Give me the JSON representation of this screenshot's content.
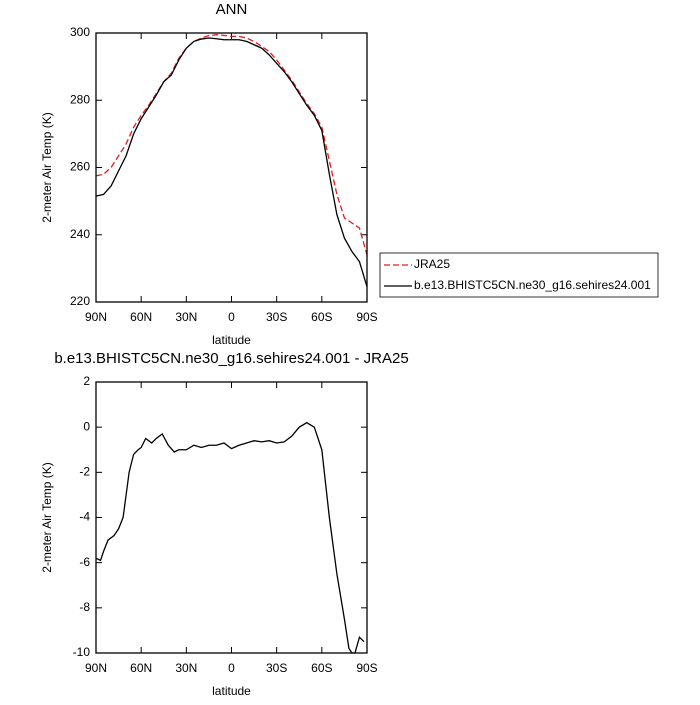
{
  "chart_data": [
    {
      "type": "line",
      "title": "ANN",
      "x_label": "latitude",
      "y_label": "2-meter Air Temp (K)",
      "x": [
        90,
        85,
        80,
        75,
        70,
        65,
        60,
        55,
        50,
        45,
        40,
        35,
        30,
        25,
        20,
        15,
        10,
        5,
        0,
        -5,
        -10,
        -15,
        -20,
        -25,
        -30,
        -35,
        -40,
        -45,
        -50,
        -55,
        -60,
        -65,
        -70,
        -75,
        -80,
        -85,
        -90
      ],
      "xlim": [
        90,
        -90
      ],
      "xticks": [
        {
          "value": 90,
          "label": "90N"
        },
        {
          "value": 60,
          "label": "60N"
        },
        {
          "value": 30,
          "label": "30N"
        },
        0,
        {
          "value": -30,
          "label": "30S"
        },
        {
          "value": -60,
          "label": "60S"
        },
        {
          "value": -90,
          "label": "90S"
        }
      ],
      "ylim": [
        220,
        300
      ],
      "yticks": [
        220,
        240,
        260,
        280,
        300
      ],
      "legend": "outside-right",
      "series": [
        {
          "name": "JRA25",
          "color": "#e41a1c",
          "dash": true,
          "values": [
            257.5,
            258,
            260,
            263.5,
            267,
            272,
            275.5,
            278.5,
            282,
            285.5,
            288,
            292.5,
            295.5,
            297.5,
            298.5,
            299.2,
            299.5,
            299.3,
            299,
            299,
            298.5,
            297.5,
            296,
            294.5,
            292,
            289,
            286,
            282.5,
            279,
            276,
            272,
            262,
            252,
            245,
            243.5,
            242,
            234
          ]
        },
        {
          "name": "b.e13.BHISTC5CN.ne30_g16.sehires24.001",
          "color": "#000000",
          "dash": false,
          "values": [
            251.5,
            252,
            254.5,
            259,
            263.5,
            270,
            274.5,
            278,
            281.5,
            285.5,
            287.5,
            292,
            295.5,
            297.5,
            298.2,
            298.5,
            298.3,
            298,
            298,
            298,
            297.5,
            296.5,
            295.5,
            293.5,
            291,
            288.5,
            285.5,
            282,
            278.5,
            275.5,
            271,
            258,
            246,
            239,
            235,
            232,
            224.5
          ]
        }
      ]
    },
    {
      "type": "line",
      "title": "b.e13.BHISTC5CN.ne30_g16.sehires24.001 - JRA25",
      "x_label": "latitude",
      "y_label": "2-meter Air Temp (K)",
      "x": [
        90,
        87,
        85,
        82,
        78,
        75,
        72,
        70,
        68,
        65,
        62,
        60,
        57,
        53,
        50,
        46,
        42,
        38,
        35,
        30,
        25,
        20,
        15,
        10,
        5,
        0,
        -5,
        -10,
        -15,
        -20,
        -25,
        -30,
        -35,
        -40,
        -45,
        -50,
        -55,
        -60,
        -65,
        -70,
        -75,
        -78,
        -80,
        -82,
        -85,
        -88
      ],
      "xlim": [
        90,
        -90
      ],
      "xticks": [
        {
          "value": 90,
          "label": "90N"
        },
        {
          "value": 60,
          "label": "60N"
        },
        {
          "value": 30,
          "label": "30N"
        },
        0,
        {
          "value": -30,
          "label": "30S"
        },
        {
          "value": -60,
          "label": "60S"
        },
        {
          "value": -90,
          "label": "90S"
        }
      ],
      "ylim": [
        -10,
        2
      ],
      "yticks": [
        -10,
        -8,
        -6,
        -4,
        -2,
        0,
        2
      ],
      "series": [
        {
          "color": "#000000",
          "dash": false,
          "values": [
            -5.8,
            -5.9,
            -5.5,
            -5.0,
            -4.8,
            -4.5,
            -4.0,
            -3.0,
            -2,
            -1.2,
            -1.0,
            -0.9,
            -0.5,
            -0.7,
            -0.5,
            -0.3,
            -0.8,
            -1.1,
            -1.0,
            -1.0,
            -0.8,
            -0.9,
            -0.8,
            -0.8,
            -0.7,
            -0.95,
            -0.8,
            -0.7,
            -0.6,
            -0.65,
            -0.6,
            -0.7,
            -0.65,
            -0.4,
            0.0,
            0.2,
            0.0,
            -1.0,
            -4,
            -6.5,
            -8.5,
            -9.8,
            -10,
            -10,
            -9.3,
            -9.5
          ]
        }
      ]
    }
  ]
}
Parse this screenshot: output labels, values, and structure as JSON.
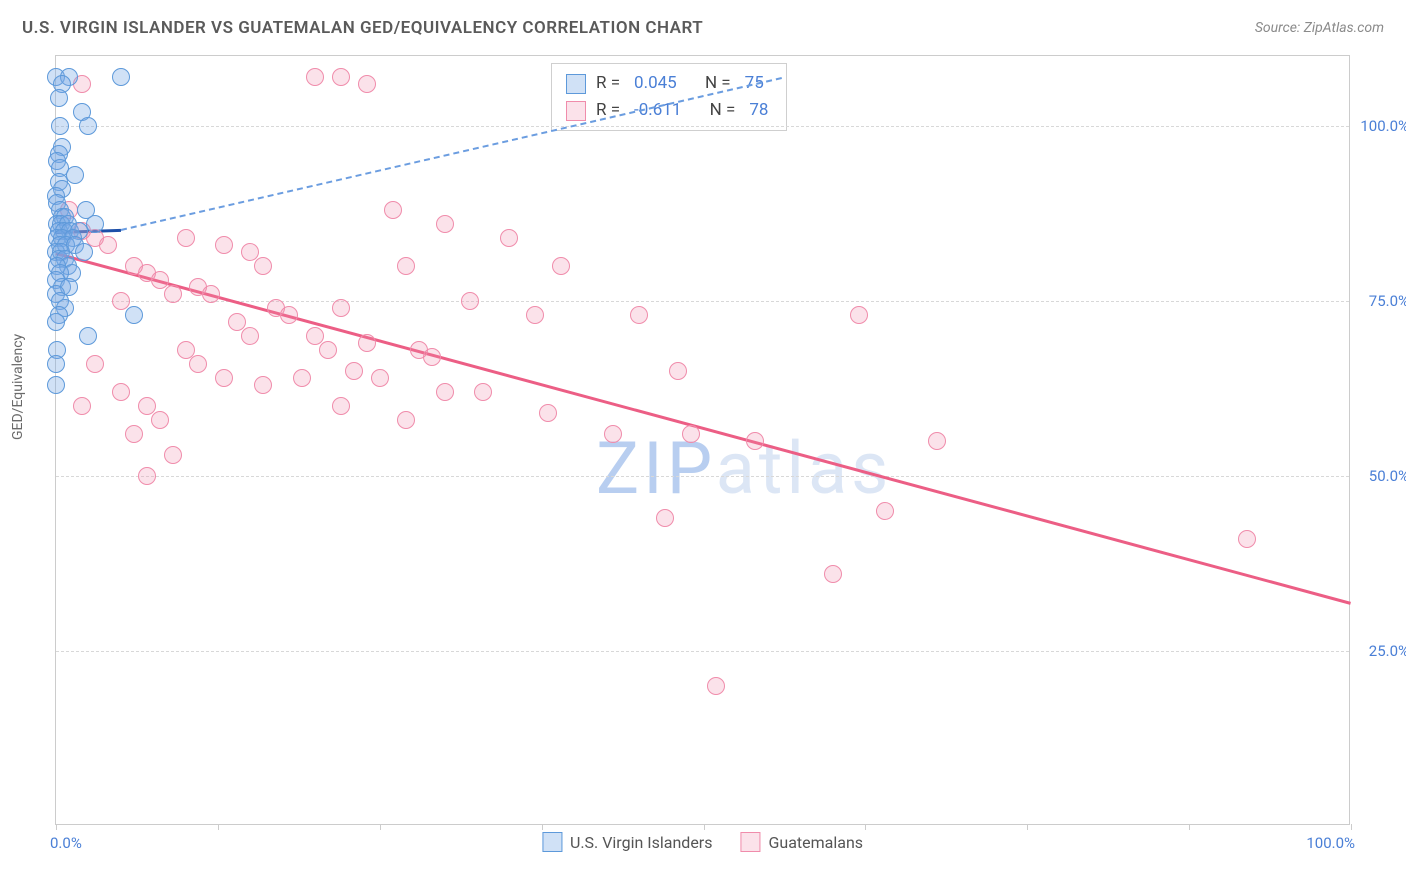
{
  "title": "U.S. VIRGIN ISLANDER VS GUATEMALAN GED/EQUIVALENCY CORRELATION CHART",
  "source": "Source: ZipAtlas.com",
  "ylabel": "GED/Equivalency",
  "watermark_a": "ZIP",
  "watermark_b": "atlas",
  "chart": {
    "xlim": [
      0,
      100
    ],
    "ylim": [
      0,
      110
    ],
    "yticks": [
      25.0,
      50.0,
      75.0,
      100.0
    ],
    "ytick_labels": [
      "25.0%",
      "50.0%",
      "75.0%",
      "100.0%"
    ],
    "xtick_positions": [
      0,
      12.5,
      25,
      37.5,
      50,
      62.5,
      75,
      87.5,
      100
    ],
    "x_left_label": "0.0%",
    "x_right_label": "100.0%",
    "marker_radius": 9,
    "colors": {
      "blue_fill": "rgba(120,170,230,0.35)",
      "blue_stroke": "#5d99da",
      "pink_fill": "rgba(240,140,170,0.25)",
      "pink_stroke": "#f08cab",
      "trend_pink": "#ec5e85",
      "trend_blue_solid": "#1d4fa8",
      "trend_blue_dash": "#6b9de0",
      "grid": "#d8d8d8",
      "axis_text": "#4a7fd6"
    },
    "series_blue": {
      "label": "U.S. Virgin Islanders",
      "R": "0.045",
      "N": "75",
      "trend_solid": {
        "x1": 0,
        "y1": 85,
        "x2": 5,
        "y2": 85.3
      },
      "trend_dashed": {
        "x1": 5,
        "y1": 85.3,
        "x2": 56,
        "y2": 107
      },
      "points": [
        [
          0,
          107
        ],
        [
          1,
          107
        ],
        [
          0.5,
          106
        ],
        [
          5,
          107
        ],
        [
          0.2,
          104
        ],
        [
          2,
          102
        ],
        [
          0.3,
          100
        ],
        [
          2.5,
          100
        ],
        [
          0.5,
          97
        ],
        [
          0.2,
          96
        ],
        [
          0.1,
          95
        ],
        [
          0.3,
          94
        ],
        [
          1.5,
          93
        ],
        [
          0.2,
          92
        ],
        [
          0.5,
          91
        ],
        [
          0,
          90
        ],
        [
          0.1,
          89
        ],
        [
          0.3,
          88
        ],
        [
          2.3,
          88
        ],
        [
          0.5,
          87
        ],
        [
          0.7,
          87
        ],
        [
          0.1,
          86
        ],
        [
          0.4,
          86
        ],
        [
          0.9,
          86
        ],
        [
          3,
          86
        ],
        [
          0.2,
          85
        ],
        [
          0.6,
          85
        ],
        [
          1.1,
          85
        ],
        [
          1.8,
          85
        ],
        [
          0.1,
          84
        ],
        [
          0.5,
          84
        ],
        [
          1.3,
          84
        ],
        [
          0.3,
          83
        ],
        [
          0.8,
          83
        ],
        [
          1.5,
          83
        ],
        [
          2.2,
          82
        ],
        [
          0,
          82
        ],
        [
          0.4,
          82
        ],
        [
          0.2,
          81
        ],
        [
          0.7,
          81
        ],
        [
          0.9,
          80
        ],
        [
          0.1,
          80
        ],
        [
          1.2,
          79
        ],
        [
          0.3,
          79
        ],
        [
          0,
          78
        ],
        [
          0.5,
          77
        ],
        [
          1,
          77
        ],
        [
          0,
          76
        ],
        [
          0.3,
          75
        ],
        [
          0.7,
          74
        ],
        [
          6,
          73
        ],
        [
          0.2,
          73
        ],
        [
          0,
          72
        ],
        [
          2.5,
          70
        ],
        [
          0.1,
          68
        ],
        [
          0,
          66
        ],
        [
          0,
          63
        ]
      ]
    },
    "series_pink": {
      "label": "Guatemalans",
      "R": "-0.611",
      "N": "78",
      "trend": {
        "x1": 0,
        "y1": 82,
        "x2": 100,
        "y2": 32
      },
      "points": [
        [
          2,
          106
        ],
        [
          20,
          107
        ],
        [
          22,
          107
        ],
        [
          24,
          106
        ],
        [
          1,
          88
        ],
        [
          26,
          88
        ],
        [
          30,
          86
        ],
        [
          35,
          84
        ],
        [
          2,
          85
        ],
        [
          3,
          84
        ],
        [
          4,
          83
        ],
        [
          10,
          84
        ],
        [
          13,
          83
        ],
        [
          15,
          82
        ],
        [
          16,
          80
        ],
        [
          27,
          80
        ],
        [
          39,
          80
        ],
        [
          6,
          80
        ],
        [
          7,
          79
        ],
        [
          8,
          78
        ],
        [
          9,
          76
        ],
        [
          11,
          77
        ],
        [
          12,
          76
        ],
        [
          5,
          75
        ],
        [
          32,
          75
        ],
        [
          37,
          73
        ],
        [
          17,
          74
        ],
        [
          18,
          73
        ],
        [
          22,
          74
        ],
        [
          45,
          73
        ],
        [
          62,
          73
        ],
        [
          14,
          72
        ],
        [
          15,
          70
        ],
        [
          20,
          70
        ],
        [
          21,
          68
        ],
        [
          24,
          69
        ],
        [
          28,
          68
        ],
        [
          10,
          68
        ],
        [
          29,
          67
        ],
        [
          23,
          65
        ],
        [
          25,
          64
        ],
        [
          48,
          65
        ],
        [
          11,
          66
        ],
        [
          13,
          64
        ],
        [
          19,
          64
        ],
        [
          16,
          63
        ],
        [
          30,
          62
        ],
        [
          33,
          62
        ],
        [
          22,
          60
        ],
        [
          38,
          59
        ],
        [
          27,
          58
        ],
        [
          3,
          66
        ],
        [
          43,
          56
        ],
        [
          49,
          56
        ],
        [
          54,
          55
        ],
        [
          2,
          60
        ],
        [
          5,
          62
        ],
        [
          7,
          60
        ],
        [
          8,
          58
        ],
        [
          6,
          56
        ],
        [
          68,
          55
        ],
        [
          9,
          53
        ],
        [
          47,
          44
        ],
        [
          64,
          45
        ],
        [
          92,
          41
        ],
        [
          7,
          50
        ],
        [
          60,
          36
        ],
        [
          51,
          20
        ]
      ]
    }
  },
  "stats_box": {
    "r_label": "R =",
    "n_label": "N ="
  }
}
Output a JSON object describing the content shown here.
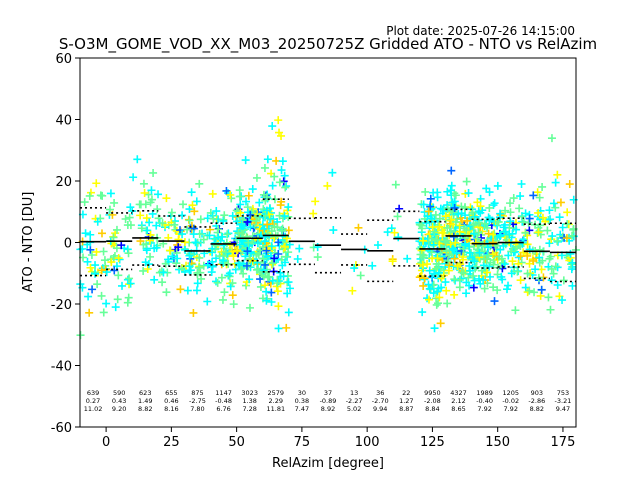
{
  "chart_data": {
    "type": "scatter",
    "plot_date": "Plot date: 2025-07-26 14:15:00",
    "title": "S-O3M_GOME_VOD_XX_M03_20250725Z Gridded ATO - NTO vs RelAzim",
    "xlabel": "RelAzim [degree]",
    "ylabel": "ATO - NTO [DU]",
    "xlim": [
      -10,
      180
    ],
    "ylim": [
      -60,
      60
    ],
    "xticks": [
      0,
      25,
      50,
      75,
      100,
      125,
      150,
      175
    ],
    "yticks": [
      -60,
      -40,
      -20,
      0,
      20,
      40,
      60
    ],
    "grid": false,
    "colormap_colors": [
      "#00ffff",
      "#66ff99",
      "#ffff00",
      "#ffcc00",
      "#0066ff",
      "#0000ff"
    ],
    "bins": [
      {
        "x": -5,
        "count": "639",
        "mean": 0.27,
        "std": 11.02
      },
      {
        "x": 5,
        "count": "590",
        "mean": 0.43,
        "std": 9.2
      },
      {
        "x": 15,
        "count": "623",
        "mean": 1.49,
        "std": 8.82
      },
      {
        "x": 25,
        "count": "655",
        "mean": 0.46,
        "std": 8.16
      },
      {
        "x": 35,
        "count": "875",
        "mean": -2.75,
        "std": 7.8
      },
      {
        "x": 45,
        "count": "1147",
        "mean": -0.48,
        "std": 6.76
      },
      {
        "x": 55,
        "count": "3023",
        "mean": 1.38,
        "std": 7.28
      },
      {
        "x": 65,
        "count": "2579",
        "mean": 2.29,
        "std": 11.81
      },
      {
        "x": 75,
        "count": "30",
        "mean": 0.38,
        "std": 7.47
      },
      {
        "x": 85,
        "count": "37",
        "mean": -0.89,
        "std": 8.92
      },
      {
        "x": 95,
        "count": "13",
        "mean": -2.27,
        "std": 5.02
      },
      {
        "x": 105,
        "count": "36",
        "mean": -2.7,
        "std": 9.94
      },
      {
        "x": 115,
        "count": "22",
        "mean": 1.27,
        "std": 8.87
      },
      {
        "x": 125,
        "count": "9950",
        "mean": -2.08,
        "std": 8.84
      },
      {
        "x": 135,
        "count": "4327",
        "mean": 2.12,
        "std": 8.65
      },
      {
        "x": 145,
        "count": "1989",
        "mean": -0.4,
        "std": 7.92
      },
      {
        "x": 155,
        "count": "1205",
        "mean": -0.02,
        "std": 7.92
      },
      {
        "x": 165,
        "count": "903",
        "mean": -2.86,
        "std": 8.82
      },
      {
        "x": 175,
        "count": "753",
        "mean": -3.21,
        "std": 9.47
      }
    ]
  }
}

→ REQUIRED WORK
All lines of the data above that include the word "this" must be shown.

→ ANSWER BELOW
Give me the JSON representation of this screenshot's content.
Parse this screenshot: output labels, values, and structure as JSON.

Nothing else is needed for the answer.